- **Exercise objective**: List, from the lines below, each one with "Southern" in it.

- **Input**:
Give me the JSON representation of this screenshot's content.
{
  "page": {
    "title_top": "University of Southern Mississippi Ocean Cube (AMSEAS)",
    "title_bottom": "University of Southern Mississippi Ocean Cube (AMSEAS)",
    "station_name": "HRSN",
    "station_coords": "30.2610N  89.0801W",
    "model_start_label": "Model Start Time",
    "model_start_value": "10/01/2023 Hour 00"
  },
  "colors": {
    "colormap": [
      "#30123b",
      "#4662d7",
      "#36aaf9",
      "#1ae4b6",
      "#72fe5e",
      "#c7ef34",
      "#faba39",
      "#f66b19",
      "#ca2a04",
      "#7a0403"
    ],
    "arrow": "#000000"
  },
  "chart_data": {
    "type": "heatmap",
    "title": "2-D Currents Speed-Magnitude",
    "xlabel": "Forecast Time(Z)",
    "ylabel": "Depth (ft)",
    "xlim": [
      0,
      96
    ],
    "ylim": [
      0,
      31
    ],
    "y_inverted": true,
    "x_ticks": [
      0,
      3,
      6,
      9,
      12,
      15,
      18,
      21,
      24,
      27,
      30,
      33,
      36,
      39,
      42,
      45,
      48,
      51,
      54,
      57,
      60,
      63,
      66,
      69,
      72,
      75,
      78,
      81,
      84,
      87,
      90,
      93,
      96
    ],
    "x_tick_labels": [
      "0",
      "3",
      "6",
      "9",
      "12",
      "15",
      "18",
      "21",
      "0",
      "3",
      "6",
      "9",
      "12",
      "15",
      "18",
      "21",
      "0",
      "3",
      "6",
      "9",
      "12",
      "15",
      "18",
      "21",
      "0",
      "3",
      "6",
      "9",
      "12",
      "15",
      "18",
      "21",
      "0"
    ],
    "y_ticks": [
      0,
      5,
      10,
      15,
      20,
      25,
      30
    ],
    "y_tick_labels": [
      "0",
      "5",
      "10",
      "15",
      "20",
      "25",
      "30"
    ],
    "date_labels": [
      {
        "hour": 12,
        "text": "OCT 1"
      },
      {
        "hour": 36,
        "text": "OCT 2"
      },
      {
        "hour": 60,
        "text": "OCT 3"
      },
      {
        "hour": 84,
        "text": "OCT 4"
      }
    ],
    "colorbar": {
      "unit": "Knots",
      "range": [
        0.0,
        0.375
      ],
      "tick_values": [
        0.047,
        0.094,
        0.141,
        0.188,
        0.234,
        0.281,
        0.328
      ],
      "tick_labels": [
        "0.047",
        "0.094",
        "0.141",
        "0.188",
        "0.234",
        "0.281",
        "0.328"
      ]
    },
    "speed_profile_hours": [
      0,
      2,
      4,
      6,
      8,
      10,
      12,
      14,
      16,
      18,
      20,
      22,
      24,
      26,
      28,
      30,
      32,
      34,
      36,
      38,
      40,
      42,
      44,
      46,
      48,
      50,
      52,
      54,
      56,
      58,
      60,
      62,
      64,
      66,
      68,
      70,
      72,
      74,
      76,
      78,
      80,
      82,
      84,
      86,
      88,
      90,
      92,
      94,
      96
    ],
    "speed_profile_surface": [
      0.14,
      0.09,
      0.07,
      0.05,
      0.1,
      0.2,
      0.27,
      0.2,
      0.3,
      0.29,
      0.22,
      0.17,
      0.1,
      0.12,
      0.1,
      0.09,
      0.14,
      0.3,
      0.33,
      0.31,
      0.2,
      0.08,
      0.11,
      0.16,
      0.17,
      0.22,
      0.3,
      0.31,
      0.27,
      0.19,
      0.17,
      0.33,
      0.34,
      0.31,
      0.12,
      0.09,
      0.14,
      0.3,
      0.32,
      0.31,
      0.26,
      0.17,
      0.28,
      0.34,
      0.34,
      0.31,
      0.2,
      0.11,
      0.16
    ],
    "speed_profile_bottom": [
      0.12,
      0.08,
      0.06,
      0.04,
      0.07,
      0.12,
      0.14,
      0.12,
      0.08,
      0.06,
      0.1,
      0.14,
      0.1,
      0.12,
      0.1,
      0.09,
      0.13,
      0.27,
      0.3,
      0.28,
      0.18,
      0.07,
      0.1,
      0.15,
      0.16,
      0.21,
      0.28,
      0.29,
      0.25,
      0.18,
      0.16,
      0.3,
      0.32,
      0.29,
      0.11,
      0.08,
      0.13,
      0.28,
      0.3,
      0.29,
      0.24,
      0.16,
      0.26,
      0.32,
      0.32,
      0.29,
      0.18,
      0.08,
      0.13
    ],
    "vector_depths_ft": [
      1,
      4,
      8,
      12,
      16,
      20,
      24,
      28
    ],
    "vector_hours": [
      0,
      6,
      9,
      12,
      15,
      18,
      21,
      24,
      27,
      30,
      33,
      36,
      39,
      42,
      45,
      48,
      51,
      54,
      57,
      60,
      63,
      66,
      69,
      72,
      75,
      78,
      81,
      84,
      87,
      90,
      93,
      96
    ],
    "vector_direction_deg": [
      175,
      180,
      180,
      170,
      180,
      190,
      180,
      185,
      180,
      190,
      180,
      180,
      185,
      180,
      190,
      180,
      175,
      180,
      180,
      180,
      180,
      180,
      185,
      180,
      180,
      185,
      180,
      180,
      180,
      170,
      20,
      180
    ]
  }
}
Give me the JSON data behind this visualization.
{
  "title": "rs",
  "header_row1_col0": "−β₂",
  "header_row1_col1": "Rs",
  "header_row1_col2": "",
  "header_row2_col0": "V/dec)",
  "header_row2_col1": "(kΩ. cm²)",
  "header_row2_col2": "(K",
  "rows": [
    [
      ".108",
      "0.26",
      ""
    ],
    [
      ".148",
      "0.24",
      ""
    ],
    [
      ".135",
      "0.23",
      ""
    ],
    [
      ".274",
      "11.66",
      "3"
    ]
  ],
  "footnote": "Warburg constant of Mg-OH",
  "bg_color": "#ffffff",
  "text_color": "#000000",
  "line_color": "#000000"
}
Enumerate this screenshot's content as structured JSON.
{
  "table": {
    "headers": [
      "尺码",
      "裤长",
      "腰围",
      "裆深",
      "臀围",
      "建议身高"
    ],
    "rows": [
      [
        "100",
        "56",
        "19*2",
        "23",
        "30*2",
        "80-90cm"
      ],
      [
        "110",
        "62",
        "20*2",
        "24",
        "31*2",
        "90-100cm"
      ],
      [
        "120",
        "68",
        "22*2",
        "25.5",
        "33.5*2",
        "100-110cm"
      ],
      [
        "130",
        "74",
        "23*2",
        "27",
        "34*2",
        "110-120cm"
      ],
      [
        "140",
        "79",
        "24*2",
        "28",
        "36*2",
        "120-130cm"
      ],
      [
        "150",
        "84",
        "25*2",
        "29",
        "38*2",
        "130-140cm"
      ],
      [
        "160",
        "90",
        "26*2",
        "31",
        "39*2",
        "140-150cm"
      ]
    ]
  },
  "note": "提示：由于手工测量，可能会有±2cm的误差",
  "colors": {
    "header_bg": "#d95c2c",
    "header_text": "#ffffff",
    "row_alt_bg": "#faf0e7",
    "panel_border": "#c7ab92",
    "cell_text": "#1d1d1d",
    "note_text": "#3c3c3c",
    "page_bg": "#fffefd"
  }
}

- **Solution below**:
    "title_top": "University of Southern Mississippi Ocean Cube (AMSEAS)",
    "title_bottom": "University of Southern Mississippi Ocean Cube (AMSEAS)",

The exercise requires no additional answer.